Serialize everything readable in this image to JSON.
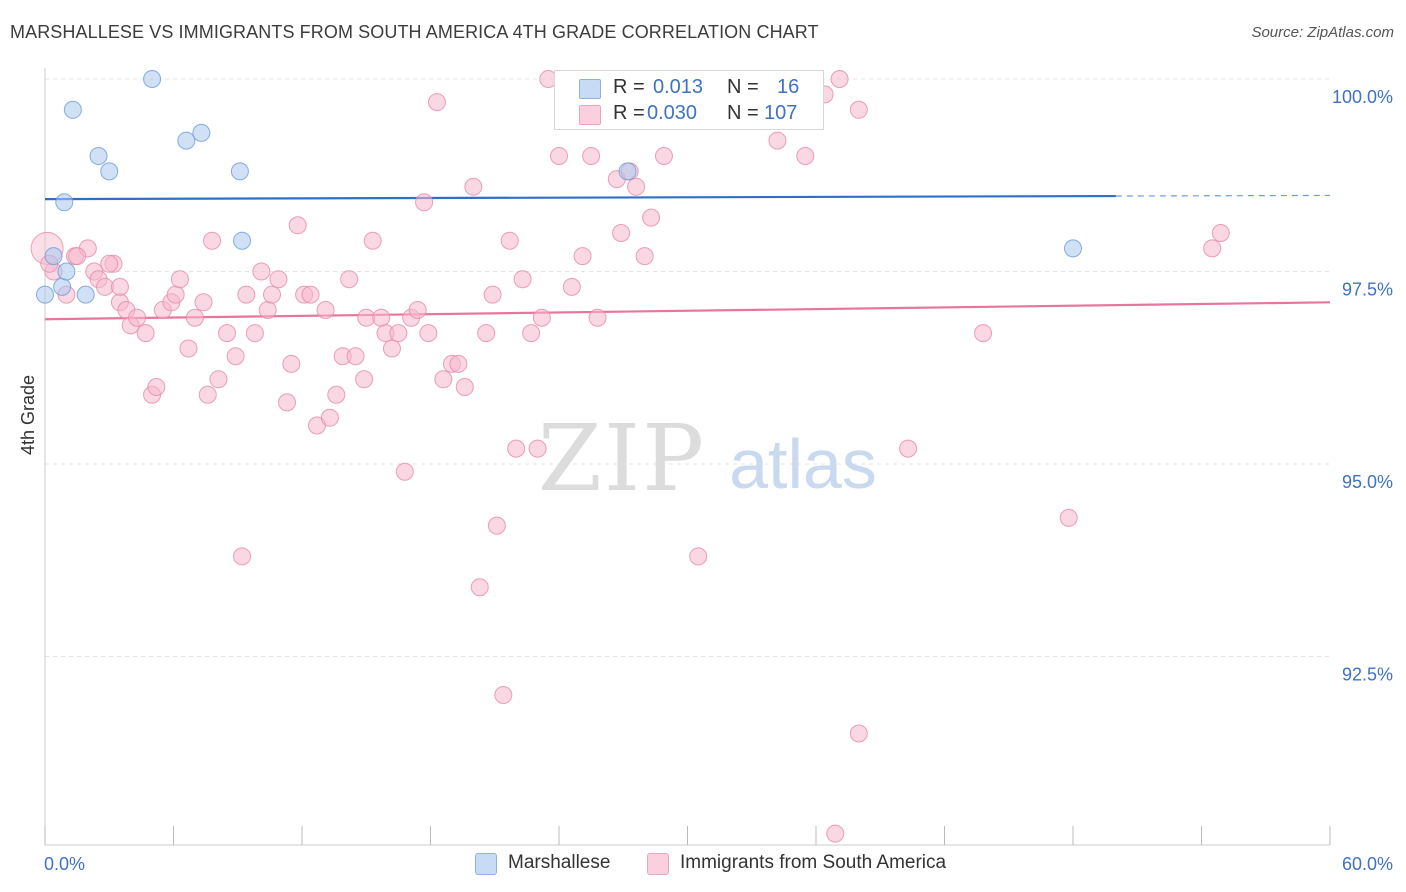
{
  "header": {
    "title": "MARSHALLESE VS IMMIGRANTS FROM SOUTH AMERICA 4TH GRADE CORRELATION CHART",
    "source": "Source: ZipAtlas.com"
  },
  "watermark": {
    "zip": "ZIP",
    "atlas": "atlas"
  },
  "stats_legend": {
    "rows": [
      {
        "r_label": "R =",
        "r_value": "0.013",
        "n_label": "N =",
        "n_value": "16",
        "color": "#aac8ef"
      },
      {
        "r_label": "R =",
        "r_value": "0.030",
        "n_label": "N =",
        "n_value": "107",
        "color": "#f6b8cc"
      }
    ]
  },
  "bottom_legend": {
    "items": [
      {
        "label": "Marshallese",
        "color": "#aac8ef"
      },
      {
        "label": "Immigrants from South America",
        "color": "#f6b8cc"
      }
    ]
  },
  "chart_data": {
    "type": "scatter",
    "title": "MARSHALLESE VS IMMIGRANTS FROM SOUTH AMERICA 4TH GRADE CORRELATION CHART",
    "xlabel": "",
    "ylabel": "4th Grade",
    "xlim": [
      0,
      60
    ],
    "ylim": [
      90.0,
      100.35
    ],
    "x_tick_labels": [
      "0.0%",
      "60.0%"
    ],
    "y_ticks": [
      92.5,
      95.0,
      97.5,
      100.0
    ],
    "y_tick_labels": [
      "92.5%",
      "95.0%",
      "97.5%",
      "100.0%"
    ],
    "grid": true,
    "legend_position": "bottom",
    "series": [
      {
        "name": "Marshallese",
        "color": "#aac8ef",
        "stroke": "#6a9bd8",
        "trend_color": "#2f6fc8",
        "trend": {
          "x0": 0,
          "y0": 98.44,
          "x1": 50,
          "y1": 98.48,
          "dash_to_x": 60
        },
        "points": [
          [
            0.0,
            97.2
          ],
          [
            0.8,
            97.3
          ],
          [
            1.0,
            97.5
          ],
          [
            0.4,
            97.7
          ],
          [
            0.9,
            98.4
          ],
          [
            1.3,
            99.6
          ],
          [
            2.5,
            99.0
          ],
          [
            3.0,
            98.8
          ],
          [
            5.0,
            100.0
          ],
          [
            6.6,
            99.2
          ],
          [
            7.3,
            99.3
          ],
          [
            9.1,
            98.8
          ],
          [
            9.2,
            97.9
          ],
          [
            1.9,
            97.2
          ],
          [
            27.2,
            98.8
          ],
          [
            48.0,
            97.8
          ]
        ]
      },
      {
        "name": "Immigrants from South America",
        "color": "#f6b8cc",
        "stroke": "#e888a8",
        "trend_color": "#e8769c",
        "trend": {
          "x0": 0,
          "y0": 96.88,
          "x1": 60,
          "y1": 97.1
        },
        "points": [
          [
            0.1,
            97.8
          ],
          [
            0.4,
            97.5
          ],
          [
            1.0,
            97.2
          ],
          [
            1.4,
            97.7
          ],
          [
            2.0,
            97.8
          ],
          [
            2.3,
            97.5
          ],
          [
            2.5,
            97.4
          ],
          [
            2.8,
            97.3
          ],
          [
            3.2,
            97.6
          ],
          [
            3.5,
            97.1
          ],
          [
            3.5,
            97.3
          ],
          [
            3.8,
            97.0
          ],
          [
            4.0,
            96.8
          ],
          [
            4.3,
            96.9
          ],
          [
            4.7,
            96.7
          ],
          [
            5.0,
            95.9
          ],
          [
            5.2,
            96.0
          ],
          [
            5.5,
            97.0
          ],
          [
            5.9,
            97.1
          ],
          [
            6.1,
            97.2
          ],
          [
            6.3,
            97.4
          ],
          [
            6.7,
            96.5
          ],
          [
            7.0,
            96.9
          ],
          [
            7.4,
            97.1
          ],
          [
            7.6,
            95.9
          ],
          [
            7.8,
            97.9
          ],
          [
            8.1,
            96.1
          ],
          [
            8.5,
            96.7
          ],
          [
            8.9,
            96.4
          ],
          [
            9.2,
            93.8
          ],
          [
            9.4,
            97.2
          ],
          [
            9.8,
            96.7
          ],
          [
            10.1,
            97.5
          ],
          [
            10.4,
            97.0
          ],
          [
            10.6,
            97.2
          ],
          [
            10.9,
            97.4
          ],
          [
            11.3,
            95.8
          ],
          [
            11.5,
            96.3
          ],
          [
            11.8,
            98.1
          ],
          [
            12.1,
            97.2
          ],
          [
            12.4,
            97.2
          ],
          [
            12.7,
            95.5
          ],
          [
            13.1,
            97.0
          ],
          [
            13.3,
            95.6
          ],
          [
            13.6,
            95.9
          ],
          [
            13.9,
            96.4
          ],
          [
            14.2,
            97.4
          ],
          [
            14.5,
            96.4
          ],
          [
            14.9,
            96.1
          ],
          [
            15.0,
            96.9
          ],
          [
            15.3,
            97.9
          ],
          [
            15.7,
            96.9
          ],
          [
            15.9,
            96.7
          ],
          [
            16.2,
            96.5
          ],
          [
            16.5,
            96.7
          ],
          [
            16.8,
            94.9
          ],
          [
            17.1,
            96.9
          ],
          [
            17.4,
            97.0
          ],
          [
            17.7,
            98.4
          ],
          [
            17.9,
            96.7
          ],
          [
            18.3,
            99.7
          ],
          [
            18.6,
            96.1
          ],
          [
            19.0,
            96.3
          ],
          [
            19.3,
            96.3
          ],
          [
            19.6,
            96.0
          ],
          [
            20.0,
            98.6
          ],
          [
            20.3,
            93.4
          ],
          [
            20.6,
            96.7
          ],
          [
            20.9,
            97.2
          ],
          [
            21.1,
            94.2
          ],
          [
            21.4,
            92.0
          ],
          [
            21.7,
            97.9
          ],
          [
            22.0,
            95.2
          ],
          [
            22.3,
            97.4
          ],
          [
            22.7,
            96.7
          ],
          [
            23.0,
            95.2
          ],
          [
            23.2,
            96.9
          ],
          [
            23.5,
            100.0
          ],
          [
            24.0,
            99.0
          ],
          [
            24.6,
            97.3
          ],
          [
            25.1,
            97.7
          ],
          [
            25.5,
            99.0
          ],
          [
            25.8,
            96.9
          ],
          [
            26.7,
            98.7
          ],
          [
            26.9,
            98.0
          ],
          [
            27.3,
            98.8
          ],
          [
            27.6,
            98.6
          ],
          [
            28.0,
            97.7
          ],
          [
            28.3,
            98.2
          ],
          [
            28.9,
            99.0
          ],
          [
            30.5,
            93.8
          ],
          [
            33.8,
            99.7
          ],
          [
            34.2,
            99.2
          ],
          [
            35.5,
            99.0
          ],
          [
            36.4,
            99.8
          ],
          [
            36.9,
            90.2
          ],
          [
            37.1,
            100.0
          ],
          [
            38.0,
            99.6
          ],
          [
            38.0,
            91.5
          ],
          [
            40.3,
            95.2
          ],
          [
            43.8,
            96.7
          ],
          [
            47.8,
            94.3
          ],
          [
            54.5,
            97.8
          ],
          [
            54.9,
            98.0
          ],
          [
            0.2,
            97.6
          ],
          [
            1.5,
            97.7
          ],
          [
            3.0,
            97.6
          ]
        ]
      }
    ]
  }
}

◆ **THE REQUEST**
Copy the whole listing above word for word but do not carry over the pictures.

◆ **TASK SOLUTION**
Serialize everything readable in this image to JSON.
{
  "header": {
    "title": "MARSHALLESE VS IMMIGRANTS FROM SOUTH AMERICA 4TH GRADE CORRELATION CHART",
    "source": "Source: ZipAtlas.com"
  },
  "watermark": {
    "zip": "ZIP",
    "atlas": "atlas"
  },
  "stats_legend": {
    "rows": [
      {
        "r_label": "R =",
        "r_value": "0.013",
        "n_label": "N =",
        "n_value": "16",
        "color": "#aac8ef"
      },
      {
        "r_label": "R =",
        "r_value": "0.030",
        "n_label": "N =",
        "n_value": "107",
        "color": "#f6b8cc"
      }
    ]
  },
  "bottom_legend": {
    "items": [
      {
        "label": "Marshallese",
        "color": "#aac8ef"
      },
      {
        "label": "Immigrants from South America",
        "color": "#f6b8cc"
      }
    ]
  },
  "chart_data": {
    "type": "scatter",
    "title": "MARSHALLESE VS IMMIGRANTS FROM SOUTH AMERICA 4TH GRADE CORRELATION CHART",
    "xlabel": "",
    "ylabel": "4th Grade",
    "xlim": [
      0,
      60
    ],
    "ylim": [
      90.0,
      100.35
    ],
    "x_tick_labels": [
      "0.0%",
      "60.0%"
    ],
    "y_ticks": [
      92.5,
      95.0,
      97.5,
      100.0
    ],
    "y_tick_labels": [
      "92.5%",
      "95.0%",
      "97.5%",
      "100.0%"
    ],
    "grid": true,
    "legend_position": "bottom",
    "series": [
      {
        "name": "Marshallese",
        "color": "#aac8ef",
        "stroke": "#6a9bd8",
        "trend_color": "#2f6fc8",
        "trend": {
          "x0": 0,
          "y0": 98.44,
          "x1": 50,
          "y1": 98.48,
          "dash_to_x": 60
        },
        "points": [
          [
            0.0,
            97.2
          ],
          [
            0.8,
            97.3
          ],
          [
            1.0,
            97.5
          ],
          [
            0.4,
            97.7
          ],
          [
            0.9,
            98.4
          ],
          [
            1.3,
            99.6
          ],
          [
            2.5,
            99.0
          ],
          [
            3.0,
            98.8
          ],
          [
            5.0,
            100.0
          ],
          [
            6.6,
            99.2
          ],
          [
            7.3,
            99.3
          ],
          [
            9.1,
            98.8
          ],
          [
            9.2,
            97.9
          ],
          [
            1.9,
            97.2
          ],
          [
            27.2,
            98.8
          ],
          [
            48.0,
            97.8
          ]
        ]
      },
      {
        "name": "Immigrants from South America",
        "color": "#f6b8cc",
        "stroke": "#e888a8",
        "trend_color": "#e8769c",
        "trend": {
          "x0": 0,
          "y0": 96.88,
          "x1": 60,
          "y1": 97.1
        },
        "points": [
          [
            0.1,
            97.8
          ],
          [
            0.4,
            97.5
          ],
          [
            1.0,
            97.2
          ],
          [
            1.4,
            97.7
          ],
          [
            2.0,
            97.8
          ],
          [
            2.3,
            97.5
          ],
          [
            2.5,
            97.4
          ],
          [
            2.8,
            97.3
          ],
          [
            3.2,
            97.6
          ],
          [
            3.5,
            97.1
          ],
          [
            3.5,
            97.3
          ],
          [
            3.8,
            97.0
          ],
          [
            4.0,
            96.8
          ],
          [
            4.3,
            96.9
          ],
          [
            4.7,
            96.7
          ],
          [
            5.0,
            95.9
          ],
          [
            5.2,
            96.0
          ],
          [
            5.5,
            97.0
          ],
          [
            5.9,
            97.1
          ],
          [
            6.1,
            97.2
          ],
          [
            6.3,
            97.4
          ],
          [
            6.7,
            96.5
          ],
          [
            7.0,
            96.9
          ],
          [
            7.4,
            97.1
          ],
          [
            7.6,
            95.9
          ],
          [
            7.8,
            97.9
          ],
          [
            8.1,
            96.1
          ],
          [
            8.5,
            96.7
          ],
          [
            8.9,
            96.4
          ],
          [
            9.2,
            93.8
          ],
          [
            9.4,
            97.2
          ],
          [
            9.8,
            96.7
          ],
          [
            10.1,
            97.5
          ],
          [
            10.4,
            97.0
          ],
          [
            10.6,
            97.2
          ],
          [
            10.9,
            97.4
          ],
          [
            11.3,
            95.8
          ],
          [
            11.5,
            96.3
          ],
          [
            11.8,
            98.1
          ],
          [
            12.1,
            97.2
          ],
          [
            12.4,
            97.2
          ],
          [
            12.7,
            95.5
          ],
          [
            13.1,
            97.0
          ],
          [
            13.3,
            95.6
          ],
          [
            13.6,
            95.9
          ],
          [
            13.9,
            96.4
          ],
          [
            14.2,
            97.4
          ],
          [
            14.5,
            96.4
          ],
          [
            14.9,
            96.1
          ],
          [
            15.0,
            96.9
          ],
          [
            15.3,
            97.9
          ],
          [
            15.7,
            96.9
          ],
          [
            15.9,
            96.7
          ],
          [
            16.2,
            96.5
          ],
          [
            16.5,
            96.7
          ],
          [
            16.8,
            94.9
          ],
          [
            17.1,
            96.9
          ],
          [
            17.4,
            97.0
          ],
          [
            17.7,
            98.4
          ],
          [
            17.9,
            96.7
          ],
          [
            18.3,
            99.7
          ],
          [
            18.6,
            96.1
          ],
          [
            19.0,
            96.3
          ],
          [
            19.3,
            96.3
          ],
          [
            19.6,
            96.0
          ],
          [
            20.0,
            98.6
          ],
          [
            20.3,
            93.4
          ],
          [
            20.6,
            96.7
          ],
          [
            20.9,
            97.2
          ],
          [
            21.1,
            94.2
          ],
          [
            21.4,
            92.0
          ],
          [
            21.7,
            97.9
          ],
          [
            22.0,
            95.2
          ],
          [
            22.3,
            97.4
          ],
          [
            22.7,
            96.7
          ],
          [
            23.0,
            95.2
          ],
          [
            23.2,
            96.9
          ],
          [
            23.5,
            100.0
          ],
          [
            24.0,
            99.0
          ],
          [
            24.6,
            97.3
          ],
          [
            25.1,
            97.7
          ],
          [
            25.5,
            99.0
          ],
          [
            25.8,
            96.9
          ],
          [
            26.7,
            98.7
          ],
          [
            26.9,
            98.0
          ],
          [
            27.3,
            98.8
          ],
          [
            27.6,
            98.6
          ],
          [
            28.0,
            97.7
          ],
          [
            28.3,
            98.2
          ],
          [
            28.9,
            99.0
          ],
          [
            30.5,
            93.8
          ],
          [
            33.8,
            99.7
          ],
          [
            34.2,
            99.2
          ],
          [
            35.5,
            99.0
          ],
          [
            36.4,
            99.8
          ],
          [
            36.9,
            90.2
          ],
          [
            37.1,
            100.0
          ],
          [
            38.0,
            99.6
          ],
          [
            38.0,
            91.5
          ],
          [
            40.3,
            95.2
          ],
          [
            43.8,
            96.7
          ],
          [
            47.8,
            94.3
          ],
          [
            54.5,
            97.8
          ],
          [
            54.9,
            98.0
          ],
          [
            0.2,
            97.6
          ],
          [
            1.5,
            97.7
          ],
          [
            3.0,
            97.6
          ]
        ]
      }
    ]
  }
}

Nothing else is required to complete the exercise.